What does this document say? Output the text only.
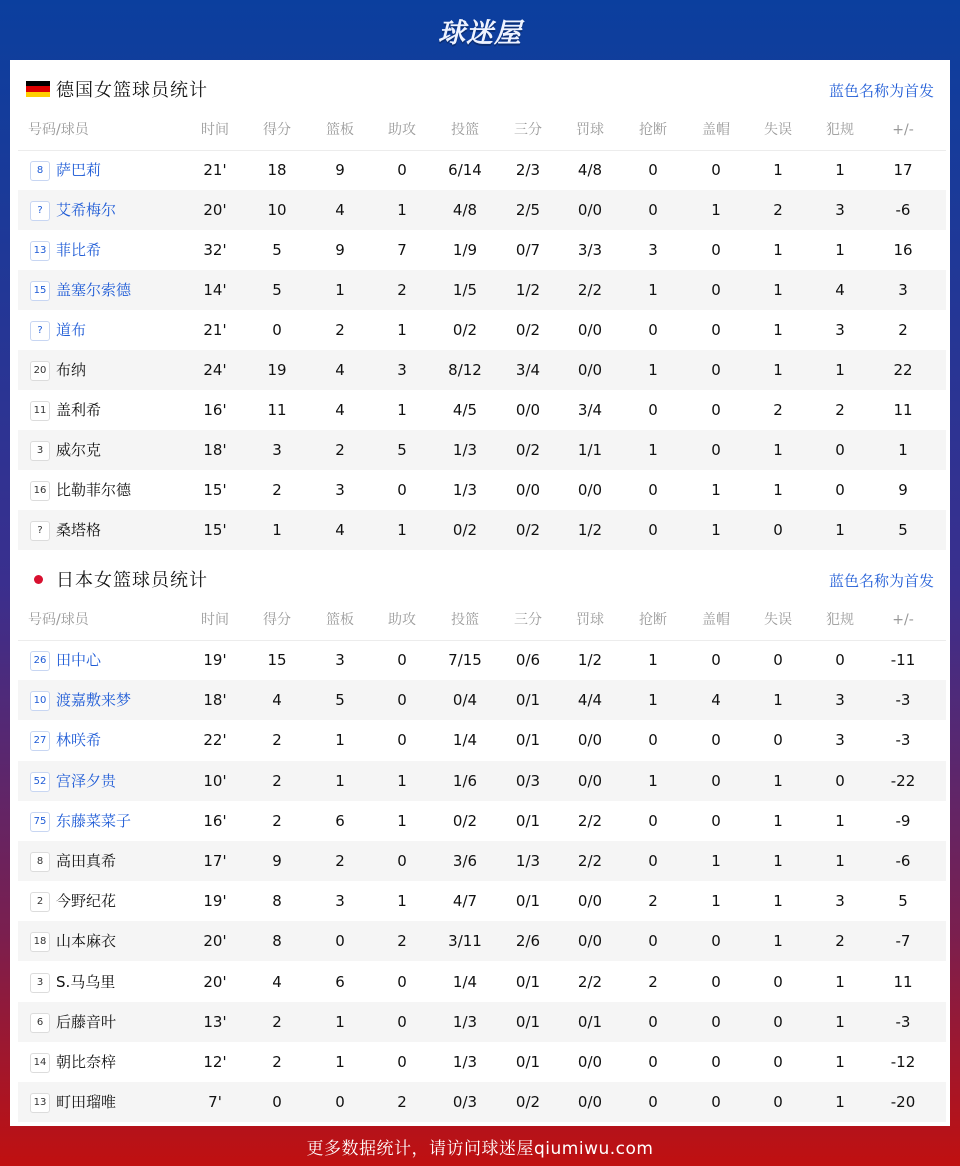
球迷屋
德国女篮球员统计	蓝色名称为首发
日本女篮球员统计	蓝色名称为首发
号码/球员	时间	得分	篮板	助攻	投篮	三分	罚球	抢断	盖帽	失误	犯规	+/-
8 萨巴莉	21'	18	9	0	6/14	2/3	4/8	0	0	1	1	17
? 艾希梅尔	20'	10	4	1	4/8	2/5	0/0	0	1	2	3	-6
13 菲比希	32'	5	9	7	1/9	0/7	3/3	3	0	1	1	16
15 盖塞尔索德	14'	5	1	2	1/5	1/2	2/2	1	0	1	4	3
? 道布	21'	0	2	1	0/2	0/2	0/0	0	0	1	3	2
20 布纳	24'	19	4	3	8/12	3/4	0/0	1	0	1	1	22
11 盖利希	16'	11	4	1	4/5	0/0	3/4	0	0	2	2	11
3 威尔克	18'	3	2	5	1/3	0/2	1/1	1	0	1	0	1
16 比勒菲尔德	15'	2	3	0	1/3	0/0	0/0	0	1	1	0	9
? 桑塔格	15'	1	4	1	0/2	0/2	1/2	0	1	0	1	5
号码/球员	时间	得分	篮板	助攻	投篮	三分	罚球	抢断	盖帽	失误	犯规	+/-
26 田中心	19'	15	3	0	7/15	0/6	1/2	1	0	0	0	-11
10 渡嘉敷来梦	18'	4	5	0	0/4	0/1	4/4	1	4	1	3	-3
27 林咲希	22'	2	1	0	1/4	0/1	0/0	0	0	0	3	-3
52 宫泽夕贵	10'	2	1	1	1/6	0/3	0/0	1	0	1	0	-22
75 东藤菜菜子	16'	2	6	1	0/2	0/1	2/2	0	0	1	1	-9
8 高田真希	17'	9	2	0	3/6	1/3	2/2	0	1	1	1	-6
2 今野纪花	19'	8	3	1	4/7	0/1	0/0	2	1	1	3	5
18 山本麻衣	20'	8	0	2	3/11	2/6	0/0	0	0	1	2	-7
3 S.马乌里	20'	4	6	0	1/4	0/1	2/2	2	0	0	1	11
6 后藤音叶	13'	2	1	0	1/3	0/1	0/1	0	0	0	1	-3
14 朝比奈梓	12'	2	1	0	1/3	0/1	0/0	0	0	0	1	-12
13 町田瑠唯	7'	0	0	2	0/3	0/2	0/0	0	0	0	1	-20
更多数据统计，请访问球迷屋qiumiwu.com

### EXERCISE GOAL
Each entry should be repeated exactly as it appears; the pictures stay out.

### RESULT FOR THIS TASK
What does this document say? Output the text only.
球迷屋
德国女篮球员统计	蓝色名称为首发
日本女篮球员统计	蓝色名称为首发
号码/球员	时间	得分	篮板	助攻	投篮	三分	罚球	抢断	盖帽	失误	犯规	+/-
8 萨巴莉	21'	18	9	0	6/14	2/3	4/8	0	0	1	1	17
? 艾希梅尔	20'	10	4	1	4/8	2/5	0/0	0	1	2	3	-6
13 菲比希	32'	5	9	7	1/9	0/7	3/3	3	0	1	1	16
15 盖塞尔索德	14'	5	1	2	1/5	1/2	2/2	1	0	1	4	3
? 道布	21'	0	2	1	0/2	0/2	0/0	0	0	1	3	2
20 布纳	24'	19	4	3	8/12	3/4	0/0	1	0	1	1	22
11 盖利希	16'	11	4	1	4/5	0/0	3/4	0	0	2	2	11
3 威尔克	18'	3	2	5	1/3	0/2	1/1	1	0	1	0	1
16 比勒菲尔德	15'	2	3	0	1/3	0/0	0/0	0	1	1	0	9
? 桑塔格	15'	1	4	1	0/2	0/2	1/2	0	1	0	1	5
号码/球员	时间	得分	篮板	助攻	投篮	三分	罚球	抢断	盖帽	失误	犯规	+/-
26 田中心	19'	15	3	0	7/15	0/6	1/2	1	0	0	0	-11
10 渡嘉敷来梦	18'	4	5	0	0/4	0/1	4/4	1	4	1	3	-3
27 林咲希	22'	2	1	0	1/4	0/1	0/0	0	0	0	3	-3
52 宫泽夕贵	10'	2	1	1	1/6	0/3	0/0	1	0	1	0	-22
75 东藤菜菜子	16'	2	6	1	0/2	0/1	2/2	0	0	1	1	-9
8 高田真希	17'	9	2	0	3/6	1/3	2/2	0	1	1	1	-6
2 今野纪花	19'	8	3	1	4/7	0/1	0/0	2	1	1	3	5
18 山本麻衣	20'	8	0	2	3/11	2/6	0/0	0	0	1	2	-7
3 S.马乌里	20'	4	6	0	1/4	0/1	2/2	2	0	0	1	11
6 后藤音叶	13'	2	1	0	1/3	0/1	0/1	0	0	0	1	-3
14 朝比奈梓	12'	2	1	0	1/3	0/1	0/0	0	0	0	1	-12
13 町田瑠唯	7'	0	0	2	0/3	0/2	0/0	0	0	0	1	-20
更多数据统计，请访问球迷屋qiumiwu.com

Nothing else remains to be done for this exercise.